→ **Work to be completed**
Tally the lines that include the word "latest" and reply with nothing but the total.

● ● ● ●

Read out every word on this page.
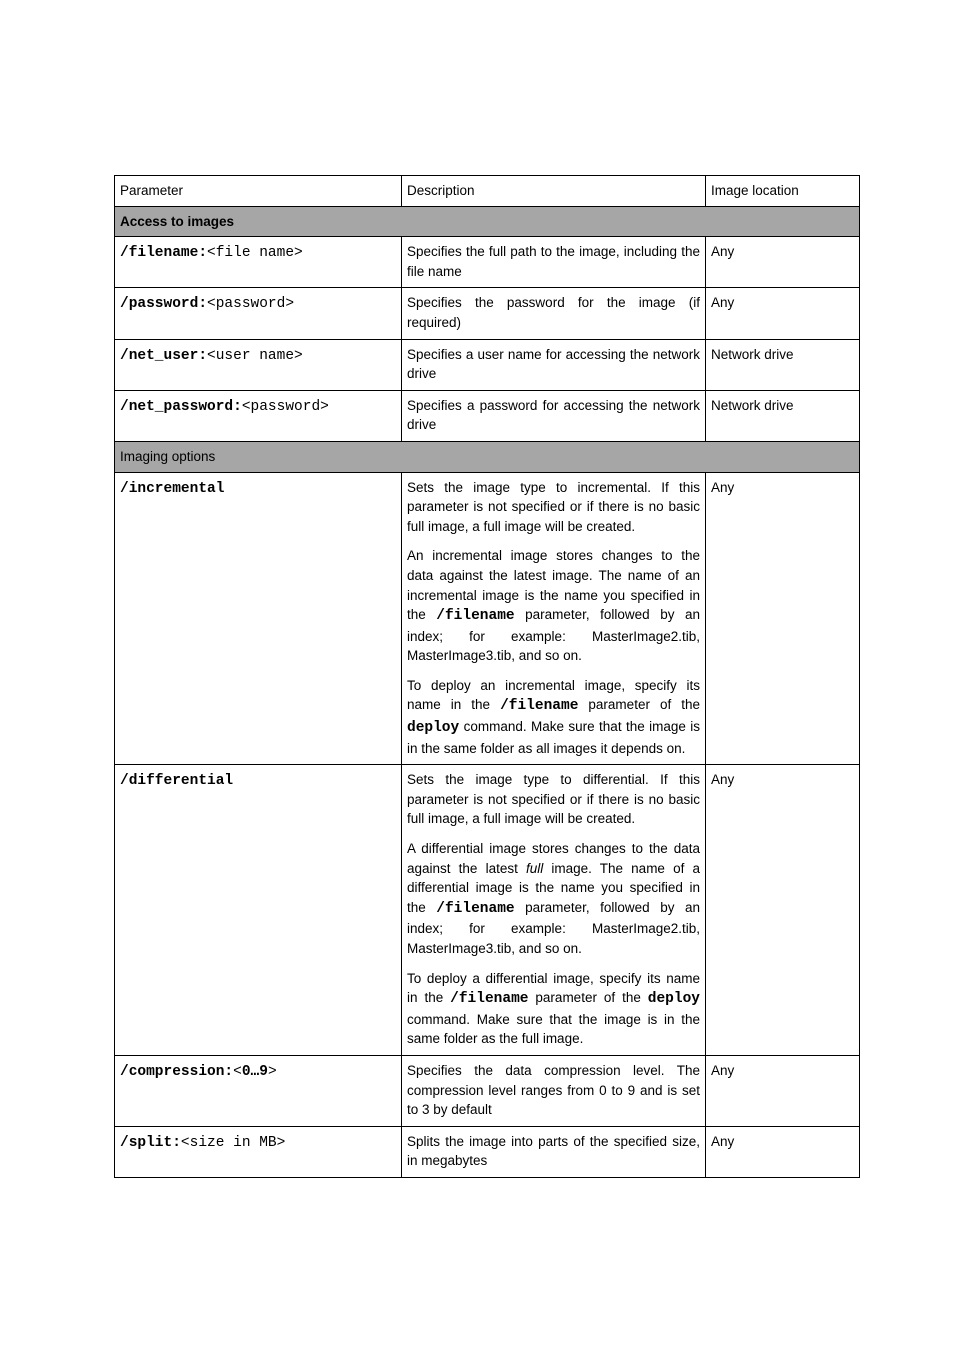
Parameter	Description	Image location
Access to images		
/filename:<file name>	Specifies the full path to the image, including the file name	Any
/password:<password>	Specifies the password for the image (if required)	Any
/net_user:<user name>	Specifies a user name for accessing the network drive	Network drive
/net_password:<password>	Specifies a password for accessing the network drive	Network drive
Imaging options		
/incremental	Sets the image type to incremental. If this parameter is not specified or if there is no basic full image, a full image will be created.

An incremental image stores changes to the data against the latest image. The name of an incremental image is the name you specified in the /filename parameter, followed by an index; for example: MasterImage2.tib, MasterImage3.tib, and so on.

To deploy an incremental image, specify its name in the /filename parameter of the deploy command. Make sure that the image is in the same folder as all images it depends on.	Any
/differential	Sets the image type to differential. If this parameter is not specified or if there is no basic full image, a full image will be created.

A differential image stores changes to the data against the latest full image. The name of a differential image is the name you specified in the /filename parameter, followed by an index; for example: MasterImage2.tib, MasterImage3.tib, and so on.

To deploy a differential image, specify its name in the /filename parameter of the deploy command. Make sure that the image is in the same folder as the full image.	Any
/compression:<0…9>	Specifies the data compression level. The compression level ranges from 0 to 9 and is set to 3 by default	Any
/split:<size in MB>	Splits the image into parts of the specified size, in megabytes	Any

● ● ● ●

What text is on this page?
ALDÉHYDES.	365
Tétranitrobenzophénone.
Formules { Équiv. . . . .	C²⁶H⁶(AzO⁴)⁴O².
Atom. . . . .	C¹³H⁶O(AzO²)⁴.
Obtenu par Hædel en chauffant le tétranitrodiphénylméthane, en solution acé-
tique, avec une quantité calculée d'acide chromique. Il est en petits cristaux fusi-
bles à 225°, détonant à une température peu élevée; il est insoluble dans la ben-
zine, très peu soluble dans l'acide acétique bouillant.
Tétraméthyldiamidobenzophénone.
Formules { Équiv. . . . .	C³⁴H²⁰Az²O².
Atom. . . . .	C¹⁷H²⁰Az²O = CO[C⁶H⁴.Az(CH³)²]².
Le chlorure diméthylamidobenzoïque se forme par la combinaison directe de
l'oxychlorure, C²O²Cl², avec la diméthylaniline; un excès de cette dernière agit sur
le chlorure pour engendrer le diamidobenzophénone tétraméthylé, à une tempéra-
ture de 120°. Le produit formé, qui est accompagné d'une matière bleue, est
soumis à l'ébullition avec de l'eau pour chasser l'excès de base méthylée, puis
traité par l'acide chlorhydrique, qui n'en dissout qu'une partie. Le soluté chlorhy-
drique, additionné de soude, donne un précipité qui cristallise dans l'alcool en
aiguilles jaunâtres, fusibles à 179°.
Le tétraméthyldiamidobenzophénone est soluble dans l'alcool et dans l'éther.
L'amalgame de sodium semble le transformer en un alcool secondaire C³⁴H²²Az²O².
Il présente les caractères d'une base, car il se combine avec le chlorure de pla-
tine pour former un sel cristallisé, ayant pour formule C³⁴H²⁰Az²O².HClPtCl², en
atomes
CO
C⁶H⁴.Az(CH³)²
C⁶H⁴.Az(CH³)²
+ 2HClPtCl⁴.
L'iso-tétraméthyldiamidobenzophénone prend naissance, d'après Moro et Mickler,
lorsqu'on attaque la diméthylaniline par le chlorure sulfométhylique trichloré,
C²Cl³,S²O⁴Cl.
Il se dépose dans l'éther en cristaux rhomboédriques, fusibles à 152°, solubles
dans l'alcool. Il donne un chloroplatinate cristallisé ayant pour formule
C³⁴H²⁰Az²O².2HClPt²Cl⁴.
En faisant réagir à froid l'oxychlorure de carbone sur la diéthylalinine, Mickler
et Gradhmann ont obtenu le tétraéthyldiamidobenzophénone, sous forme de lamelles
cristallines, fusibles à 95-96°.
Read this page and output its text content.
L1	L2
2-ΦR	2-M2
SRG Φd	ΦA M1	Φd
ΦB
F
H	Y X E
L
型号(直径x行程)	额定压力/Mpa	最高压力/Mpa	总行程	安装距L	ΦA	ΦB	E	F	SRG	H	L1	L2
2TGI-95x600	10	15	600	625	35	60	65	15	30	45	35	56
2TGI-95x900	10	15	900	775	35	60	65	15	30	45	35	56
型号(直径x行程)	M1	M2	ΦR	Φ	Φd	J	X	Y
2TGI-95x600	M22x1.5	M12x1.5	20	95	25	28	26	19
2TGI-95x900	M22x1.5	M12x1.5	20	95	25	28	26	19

● ● ● ●

→ **Answer for the task**
2